◆ **SUPPLIED RECORDS**:
· · ·

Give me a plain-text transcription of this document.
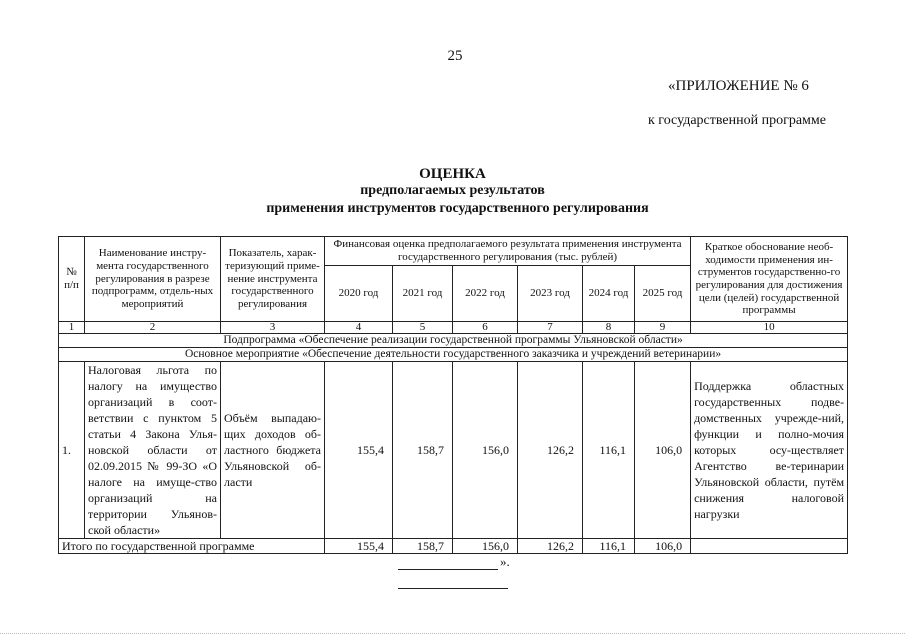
25
«ПРИЛОЖЕНИЕ № 6
к государственной программе
ОЦЕНКА
предполагаемых результатов
применения инструментов государственного регулирования
№ п/п	Наименование инстру-мента государственного регулирования в разрезе подпрограмм, отдель-ных мероприятий	Показатель, харак-теризующий приме-нение инструмента государственного регулирования	Финансовая оценка предполагаемого результата применения инструмента государственного регулирования (тыс. рублей)						Краткое обоснование необ-ходимости применения ин-струментов государственно-го регулирования для достижения цели (целей) государственной программы
			2020 год	2021 год	2022 год	2023 год	2024 год	2025 год	
1	2	3	4	5	6	7	8	9	10
Подпрограмма «Обеспечение реализации государственной программы Ульяновской области»									
Основное мероприятие «Обеспечение деятельности государственного заказчика и учреждений ветеринарии»									
1.	Налоговая льгота по налогу на имущество организаций в соот-ветствии с пунктом 5 статьи 4 Закона Улья-новской области от 02.09.2015 № 99-ЗО «О налоге на имуще-ство организаций на территории Ульянов-ской области»	Объём выпадаю-щих доходов об-ластного бюджета Ульяновской об-ласти	155,4	158,7	156,0	126,2	116,1	106,0	Поддержка областных государственных подве-домственных учрежде-ний, функции и полно-мочия которых осу-ществляет Агентство ве-теринарии Ульяновской области, путём снижения налоговой нагрузки
Итого по государственной программе			155,4	158,7	156,0	126,2	116,1	106,0	
».
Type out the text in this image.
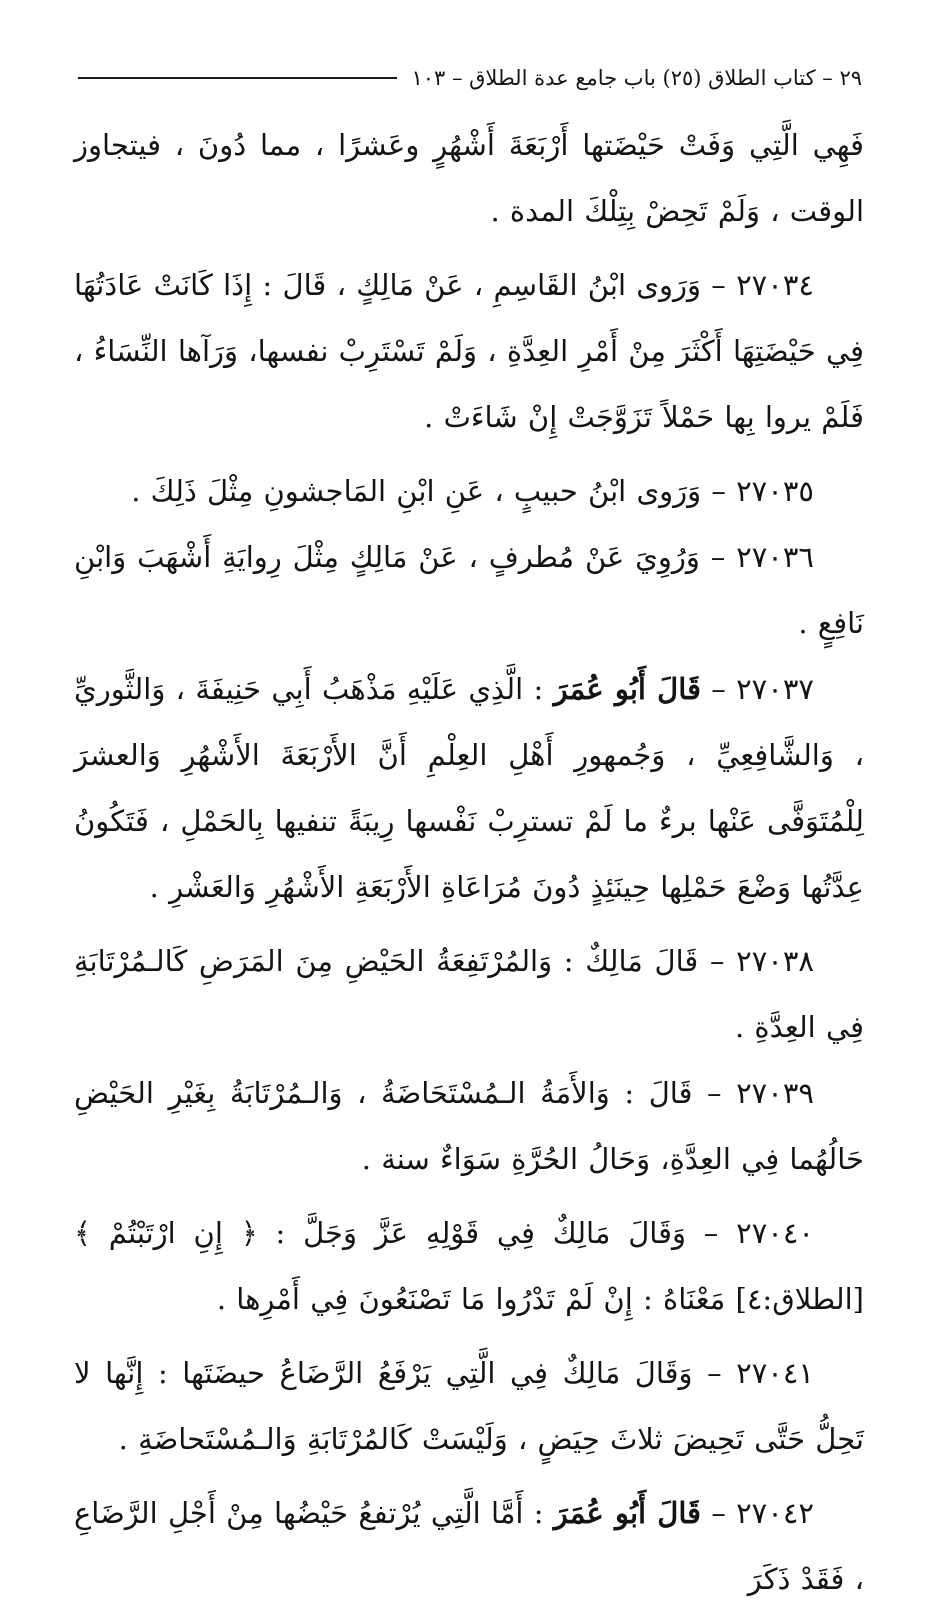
٢٩ – كتاب الطلاق (٢٥) باب جامع عدة الطلاق – ١٠٣

فَهِي الَّتِي وَفَتْ حَيْضَتها أَرْبَعَةَ أَشْهُرٍ وعَشرًا ، مما دُونَ ، فيتجاوز الوقت ، وَلَمْ تَحِضْ بِتِلْكَ المدة .

٢٧٠٣٤ – وَرَوى ابْنُ القَاسِمِ ، عَنْ مَالِكٍ ، قَالَ : إِذَا كَانَتْ عَادَتُهَا فِي حَيْضَتِهَا أَكْثَرَ مِنْ أَمْرِ العِدَّةِ ، وَلَمْ تَسْتَرِبْ نفسها، وَرَآها النِّسَاءُ ، فَلَمْ يروا بِها حَمْلاً تَزَوَّجَتْ إِنْ شَاءَتْ .

٢٧٠٣٥ – وَرَوى ابْنُ حبيبٍ ، عَنِ ابْنِ المَاجشونِ مِثْلَ ذَلِكَ .

٢٧٠٣٦ – وَرُوِيَ عَنْ مُطرفٍ ، عَنْ مَالِكٍ مِثْلَ رِوايَةِ أَشْهَبَ وَابْنِ نَافِعٍ .

٢٧٠٣٧ – قَالَ أَبُو عُمَرَ : الَّذِي عَلَيْهِ مَذْهَبُ أَبِي حَنِيفَةَ ، وَالثَّوريِّ ، وَالشَّافِعِيِّ ، وَجُمهورِ أَهْلِ العِلْمِ أَنَّ الأَرْبَعَةَ الأَشْهُرِ وَالعشرَ لِلْمُتَوَفَّى عَنْها برءٌ ما لَمْ تسترِبْ نَفْسها رِيبَةً تنفيها بِالحَمْلِ ، فَتَكُونُ عِدَّتُها وَضْعَ حَمْلِها حِينَئِذٍ دُونَ مُرَاعَاةِ الأَرْبَعَةِ الأَشْهُرِ وَالعَشْرِ .

٢٧٠٣٨ – قَالَ مَالِكٌ : وَالمُرْتَفِعَةُ الحَيْضِ مِنَ المَرَضِ كَالـمُرْتَابَةِ فِي العِدَّةِ .

٢٧٠٣٩ – قَالَ : وَالأَمَةُ الـمُسْتَحَاضَةُ ، وَالـمُرْتَابَةُ بِغَيْرِ الحَيْضِ حَالُهُما فِي العِدَّةِ، وَحَالُ الحُرَّةِ سَوَاءٌ سنة .

٢٧٠٤٠ – وَقَالَ مَالِكٌ فِي قَوْلِهِ عَزَّ وَجَلَّ : ﴿ إِنِ ارْتَبْتُمْ ﴾ [الطلاق:٤] مَعْنَاهُ : إِنْ لَمْ تَدْرُوا مَا تَصْنَعُونَ فِي أَمْرِها .

٢٧٠٤١ – وَقَالَ مَالِكٌ فِي الَّتِي يَرْفَعُ الرَّضَاعُ حيضَتَها : إِنَّها لا تَحِلُّ حَتَّى تَحِيضَ ثلاثَ حِيَضٍ ، وَلَيْسَتْ كَالمُرْتَابَةِ وَالـمُسْتَحاضَةِ .

٢٧٠٤٢ – قَالَ أَبُو عُمَرَ : أَمَّا الَّتِي يُرْتفعُ حَيْضُها مِنْ أَجْلِ الرَّضَاعِ ، فَقَدْ ذَكَرَ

· · ·

◆ **PROBLEM STATEMENT**:
Repeat each entry exactly as it appears; skip any picture.

◆ **TASK SOLUTION**:
Give me a plain-text transcription of this document.
25
«ПРИЛОЖЕНИЕ № 6
к государственной программе
ОЦЕНКА
предполагаемых результатов
применения инструментов государственного регулирования
№ п/п	Наименование инстру-мента государственного регулирования в разрезе подпрограмм, отдель-ных мероприятий	Показатель, харак-теризующий приме-нение инструмента государственного регулирования	Финансовая оценка предполагаемого результата применения инструмента государственного регулирования (тыс. рублей)						Краткое обоснование необ-ходимости применения ин-струментов государственно-го регулирования для достижения цели (целей) государственной программы
			2020 год	2021 год	2022 год	2023 год	2024 год	2025 год	
1	2	3	4	5	6	7	8	9	10
Подпрограмма «Обеспечение реализации государственной программы Ульяновской области»									
Основное мероприятие «Обеспечение деятельности государственного заказчика и учреждений ветеринарии»									
1.	Налоговая льгота по налогу на имущество организаций в соот-ветствии с пунктом 5 статьи 4 Закона Улья-новской области от 02.09.2015 № 99-ЗО «О налоге на имуще-ство организаций на территории Ульянов-ской области»	Объём выпадаю-щих доходов об-ластного бюджета Ульяновской об-ласти	155,4	158,7	156,0	126,2	116,1	106,0	Поддержка областных государственных подве-домственных учрежде-ний, функции и полно-мочия которых осу-ществляет Агентство ве-теринарии Ульяновской области, путём снижения налоговой нагрузки
Итого по государственной программе			155,4	158,7	156,0	126,2	116,1	106,0	
».
Type out the text in this image.
٢٩ – كتاب الطلاق (٢٥) باب جامع عدة الطلاق – ١٠٣

فَهِي الَّتِي وَفَتْ حَيْضَتها أَرْبَعَةَ أَشْهُرٍ وعَشرًا ، مما دُونَ ، فيتجاوز الوقت ، وَلَمْ تَحِضْ بِتِلْكَ المدة .

٢٧٠٣٤ – وَرَوى ابْنُ القَاسِمِ ، عَنْ مَالِكٍ ، قَالَ : إِذَا كَانَتْ عَادَتُهَا فِي حَيْضَتِهَا أَكْثَرَ مِنْ أَمْرِ العِدَّةِ ، وَلَمْ تَسْتَرِبْ نفسها، وَرَآها النِّسَاءُ ، فَلَمْ يروا بِها حَمْلاً تَزَوَّجَتْ إِنْ شَاءَتْ .

٢٧٠٣٥ – وَرَوى ابْنُ حبيبٍ ، عَنِ ابْنِ المَاجشونِ مِثْلَ ذَلِكَ .

٢٧٠٣٦ – وَرُوِيَ عَنْ مُطرفٍ ، عَنْ مَالِكٍ مِثْلَ رِوايَةِ أَشْهَبَ وَابْنِ نَافِعٍ .

٢٧٠٣٧ – قَالَ أَبُو عُمَرَ : الَّذِي عَلَيْهِ مَذْهَبُ أَبِي حَنِيفَةَ ، وَالثَّوريِّ ، وَالشَّافِعِيِّ ، وَجُمهورِ أَهْلِ العِلْمِ أَنَّ الأَرْبَعَةَ الأَشْهُرِ وَالعشرَ لِلْمُتَوَفَّى عَنْها برءٌ ما لَمْ تسترِبْ نَفْسها رِيبَةً تنفيها بِالحَمْلِ ، فَتَكُونُ عِدَّتُها وَضْعَ حَمْلِها حِينَئِذٍ دُونَ مُرَاعَاةِ الأَرْبَعَةِ الأَشْهُرِ وَالعَشْرِ .

٢٧٠٣٨ – قَالَ مَالِكٌ : وَالمُرْتَفِعَةُ الحَيْضِ مِنَ المَرَضِ كَالـمُرْتَابَةِ فِي العِدَّةِ .

٢٧٠٣٩ – قَالَ : وَالأَمَةُ الـمُسْتَحَاضَةُ ، وَالـمُرْتَابَةُ بِغَيْرِ الحَيْضِ حَالُهُما فِي العِدَّةِ، وَحَالُ الحُرَّةِ سَوَاءٌ سنة .

٢٧٠٤٠ – وَقَالَ مَالِكٌ فِي قَوْلِهِ عَزَّ وَجَلَّ : ﴿ إِنِ ارْتَبْتُمْ ﴾ [الطلاق:٤] مَعْنَاهُ : إِنْ لَمْ تَدْرُوا مَا تَصْنَعُونَ فِي أَمْرِها .

٢٧٠٤١ – وَقَالَ مَالِكٌ فِي الَّتِي يَرْفَعُ الرَّضَاعُ حيضَتَها : إِنَّها لا تَحِلُّ حَتَّى تَحِيضَ ثلاثَ حِيَضٍ ، وَلَيْسَتْ كَالمُرْتَابَةِ وَالـمُسْتَحاضَةِ .

٢٧٠٤٢ – قَالَ أَبُو عُمَرَ : أَمَّا الَّتِي يُرْتفعُ حَيْضُها مِنْ أَجْلِ الرَّضَاعِ ، فَقَدْ ذَكَرَ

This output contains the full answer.